Find and return each line containing "What".

Dataset records:
::::::::

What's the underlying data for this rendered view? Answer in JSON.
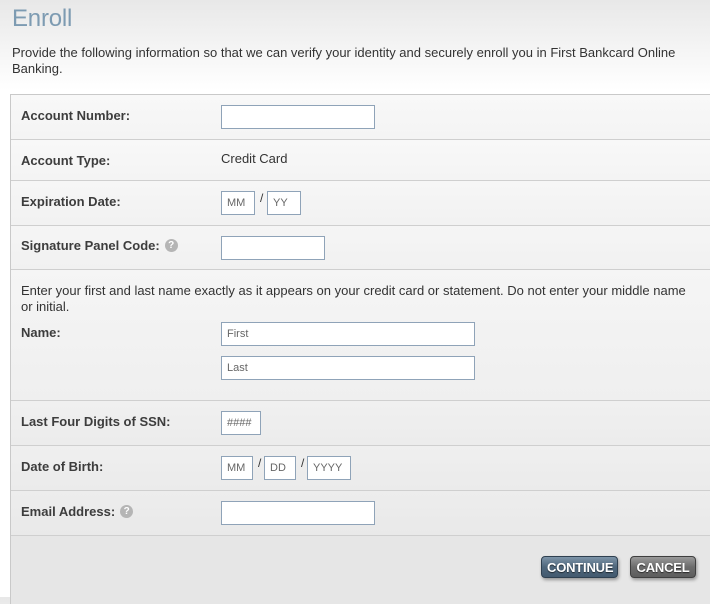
{
  "page": {
    "title": "Enroll",
    "intro": "Provide the following information so that we can verify your identity and securely enroll you in First Bankcard Online Banking."
  },
  "form": {
    "account_number": {
      "label": "Account Number:",
      "value": "",
      "placeholder": ""
    },
    "account_type": {
      "label": "Account Type:",
      "value": "Credit Card"
    },
    "expiration_date": {
      "label": "Expiration Date:",
      "month_placeholder": "MM",
      "year_placeholder": "YY",
      "separator": "/"
    },
    "signature_panel_code": {
      "label": "Signature Panel Code:",
      "help_icon": "question-circle-icon",
      "value": ""
    },
    "name": {
      "instructions": "Enter your first and last name exactly as it appears on your credit card or statement. Do not enter your middle name or initial.",
      "label": "Name:",
      "first_placeholder": "First",
      "last_placeholder": "Last"
    },
    "ssn_last_four": {
      "label": "Last Four Digits of SSN:",
      "placeholder": "####"
    },
    "date_of_birth": {
      "label": "Date of Birth:",
      "month_placeholder": "MM",
      "day_placeholder": "DD",
      "year_placeholder": "YYYY",
      "separator": "/"
    },
    "email": {
      "label": "Email Address:",
      "help_icon": "question-circle-icon",
      "value": ""
    },
    "help_glyph": "?"
  },
  "actions": {
    "continue_label": "CONTINUE",
    "cancel_label": "CANCEL"
  },
  "colors": {
    "title": "#7d9bb2",
    "input_border": "#8fa3b8",
    "continue_button": "#4f677c",
    "cancel_button": "#6c6c6c"
  }
}
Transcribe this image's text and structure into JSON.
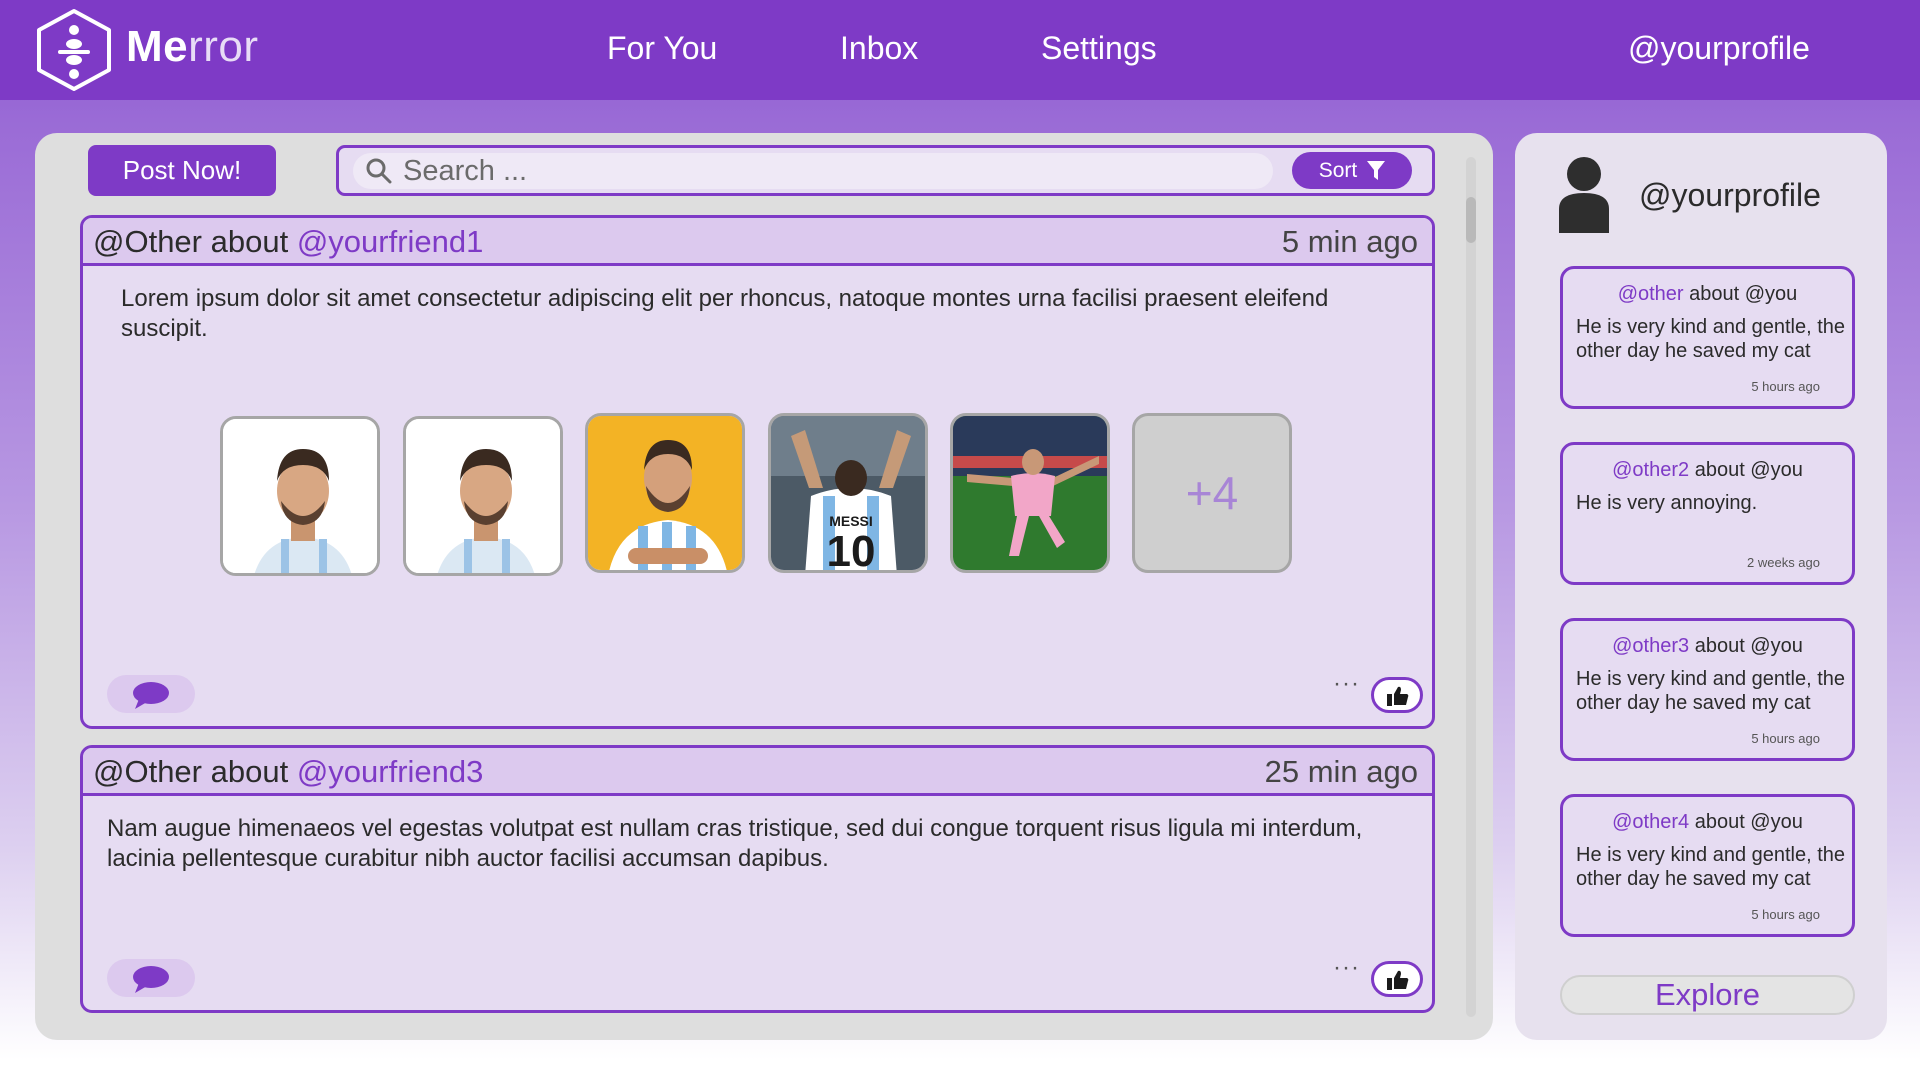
{
  "app": {
    "name_bold": "Me",
    "name_light": "rror"
  },
  "nav": {
    "for_you": "For You",
    "inbox": "Inbox",
    "settings": "Settings",
    "profile": "@yourprofile"
  },
  "feed": {
    "post_now_label": "Post Now!",
    "search_placeholder": "Search ...",
    "sort_label": "Sort",
    "posts": [
      {
        "author": "@Other about ",
        "mention": "@yourfriend1",
        "time": "5 min ago",
        "body": "Lorem ipsum dolor sit amet consectetur adipiscing elit per rhoncus, natoque montes urna facilisi praesent eleifend suscipit.",
        "more_images_label": "+4"
      },
      {
        "author": "@Other about ",
        "mention": "@yourfriend3",
        "time": "25 min ago",
        "body": "Nam augue himenaeos vel egestas volutpat est nullam cras tristique, sed  dui congue torquent risus ligula mi interdum, lacinia pellentesque  curabitur nibh auctor facilisi accumsan dapibus."
      }
    ],
    "more_label": "···"
  },
  "sidebar": {
    "profile": "@yourprofile",
    "notes": [
      {
        "author": "@other",
        "about": " about @you",
        "text": "He is very kind and gentle, the other day he saved my cat",
        "time": "5 hours ago"
      },
      {
        "author": "@other2",
        "about": " about @you",
        "text": "He is very annoying.",
        "time": "2 weeks ago"
      },
      {
        "author": "@other3",
        "about": " about @you",
        "text": "He is very kind and gentle, the other day he saved my cat",
        "time": "5 hours ago"
      },
      {
        "author": "@other4",
        "about": " about @you",
        "text": "He is very kind and gentle, the other day he saved my cat",
        "time": "5 hours ago"
      }
    ],
    "explore_label": "Explore"
  },
  "colors": {
    "accent": "#7e3ac6",
    "card_bg": "#e6dcf2",
    "header_bg": "#dcc9ee"
  },
  "icons": [
    "logo-icon",
    "search-icon",
    "filter-icon",
    "comment-icon",
    "thumbs-up-icon",
    "avatar-icon"
  ]
}
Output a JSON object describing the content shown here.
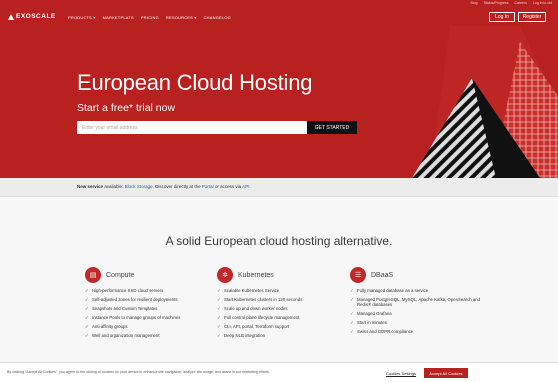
{
  "topbar": {
    "links": [
      "Blog",
      "Status/Progress",
      "Careers",
      "Log in to old"
    ]
  },
  "nav": {
    "logo": "EXOSCALE",
    "menu": [
      "PRODUCTS",
      "MARKETPLATS",
      "PRICING",
      "RESOURCES",
      "CHANGELOG"
    ],
    "login": "Log In",
    "register": "Register"
  },
  "hero": {
    "title": "European Cloud Hosting",
    "subtitle": "Start a free* trial now",
    "email_placeholder": "Enter your email address",
    "cta": "GET STARTED",
    "colors": {
      "brand": "#b8211f",
      "cta": "#111111"
    }
  },
  "news": {
    "label": "New service",
    "text_before": "available:",
    "link1": "Block Storage",
    "text_mid": ". Discover directly at the",
    "link2": "Portal",
    "text_mid2": "or access via",
    "link3": "API",
    "text_end": "."
  },
  "main": {
    "title": "A solid European cloud hosting alternative."
  },
  "columns": [
    {
      "title": "Compute",
      "icon": "server-icon",
      "items": [
        "High-performance SSD cloud servers",
        "Self-adjusted zones for resilient deployments",
        "Snapshots and Custom Templates",
        "Instance Pools to manage groups of machines",
        "Anti-affinity groups",
        "Well and organization management"
      ]
    },
    {
      "title": "Kubernetes",
      "icon": "kubernetes-icon",
      "items": [
        "Scalable Kubernetes Service",
        "Start Kubernetes clusters in 120 seconds",
        "Scale up and down worker nodes",
        "Full control plane lifecycle management",
        "CLI, API, portal, Terraform support",
        "Deep NLB integration"
      ]
    },
    {
      "title": "DBaaS",
      "icon": "database-icon",
      "items": [
        "Fully managed database as a service",
        "Managed PostgreSQL, MySQL, Apache Kafka, OpenSearch and Redis® databases",
        "Managed Grafana",
        "Start in minutes",
        "Swiss and GDPR compliance"
      ]
    }
  ],
  "cookie": {
    "text": "By clicking “Accept All Cookies”, you agree to the storing of cookies on your device to enhance site navigation, analyze site usage, and assist in our marketing efforts.",
    "settings": "Cookies Settings",
    "accept": "Accept All Cookies"
  }
}
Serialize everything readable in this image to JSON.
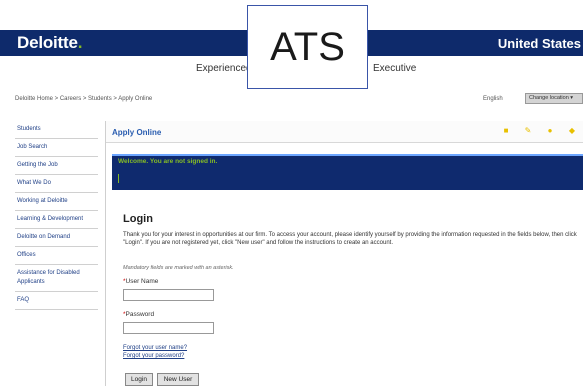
{
  "header": {
    "logo_text": "Deloitte",
    "logo_dot": ".",
    "country": "United States"
  },
  "overlay": {
    "label": "ATS"
  },
  "menu": {
    "left": "Experienced",
    "right": "Executive"
  },
  "breadcrumb": "Deloitte Home > Careers > Students > Apply Online",
  "language": "English",
  "location_button": "Change location ▾",
  "sidebar": {
    "items": [
      {
        "label": "Students"
      },
      {
        "label": "Job Search"
      },
      {
        "label": "Getting the Job"
      },
      {
        "label": "What We Do"
      },
      {
        "label": "Working at Deloitte"
      },
      {
        "label": "Learning & Development"
      },
      {
        "label": "Deloitte on Demand"
      },
      {
        "label": "Offices"
      },
      {
        "label": "Assistance for Disabled Applicants"
      },
      {
        "label": "FAQ"
      }
    ]
  },
  "content": {
    "title": "Apply Online",
    "welcome": "Welcome. You are not signed in.",
    "login_title": "Login",
    "login_desc": "Thank you for your interest in opportunities at our firm. To access your account, please identify yourself by providing the information requested in the fields below, then click \"Login\". If you are not registered yet, click \"New user\" and follow the instructions to create an account.",
    "mandatory_note": "Mandatory fields are marked with an asterisk.",
    "username_label": "User Name",
    "username_value": "",
    "password_label": "Password",
    "password_value": "",
    "forgot_username": "Forgot your user name?",
    "forgot_password": "Forgot your password?",
    "login_button": "Login",
    "new_user_button": "New User"
  },
  "colors": {
    "header_bg": "#0e2a6b",
    "brand_green": "#86bc25",
    "link_blue": "#1f3f86",
    "icon_yellow": "#e8c000"
  }
}
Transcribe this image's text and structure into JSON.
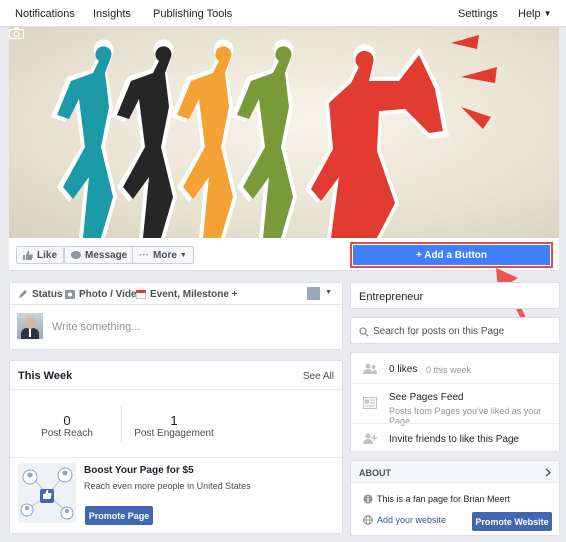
{
  "topnav": {
    "notifications": "Notifications",
    "insights": "Insights",
    "publishing_tools": "Publishing Tools",
    "settings": "Settings",
    "help": "Help"
  },
  "actions": {
    "like": "Like",
    "message": "Message",
    "more": "More",
    "add_button": "+ Add a Button"
  },
  "composer": {
    "tab_status": "Status",
    "tab_photo": "Photo / Video",
    "tab_event": "Event, Milestone +",
    "placeholder": "Write something..."
  },
  "this_week": {
    "title": "This Week",
    "see_all": "See All",
    "stats": [
      {
        "value": "0",
        "label": "Post Reach"
      },
      {
        "value": "1",
        "label": "Post Engagement"
      }
    ],
    "boost_title": "Boost Your Page for $5",
    "boost_desc": "Reach even more people in United States",
    "promote_page": "Promote Page"
  },
  "right": {
    "category": "Entrepreneur",
    "search_placeholder": "Search for posts on this Page",
    "likes": "0 likes",
    "likes_week": "0 this week",
    "pages_feed_title": "See Pages Feed",
    "pages_feed_desc": "Posts from Pages you've liked as your Page",
    "invite": "Invite friends to like this Page",
    "about_title": "ABOUT",
    "about_desc": "This is a fan page for Brian Meert",
    "add_website": "Add your website",
    "promote_website": "Promote Website"
  },
  "colors": {
    "accent": "#4080ff",
    "highlight": "#e84a4a",
    "promote": "#4267b2"
  }
}
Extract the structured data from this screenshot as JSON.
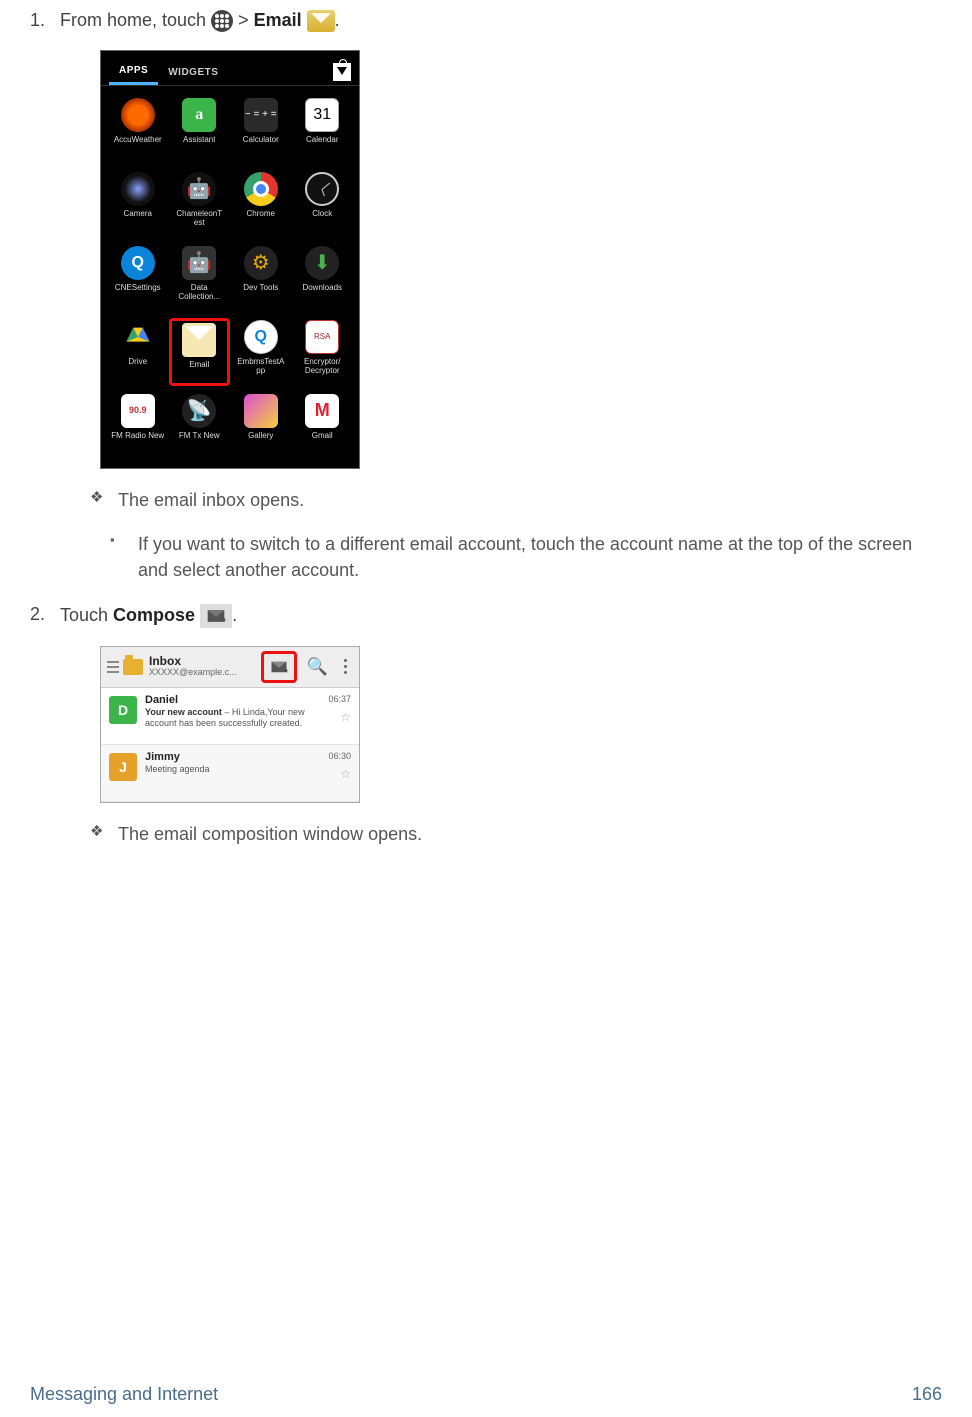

::::::::

• **WORKED SOLUTION**
What's the underlying data for this rendered view? Answer in JSON.
        "label": "What We Do"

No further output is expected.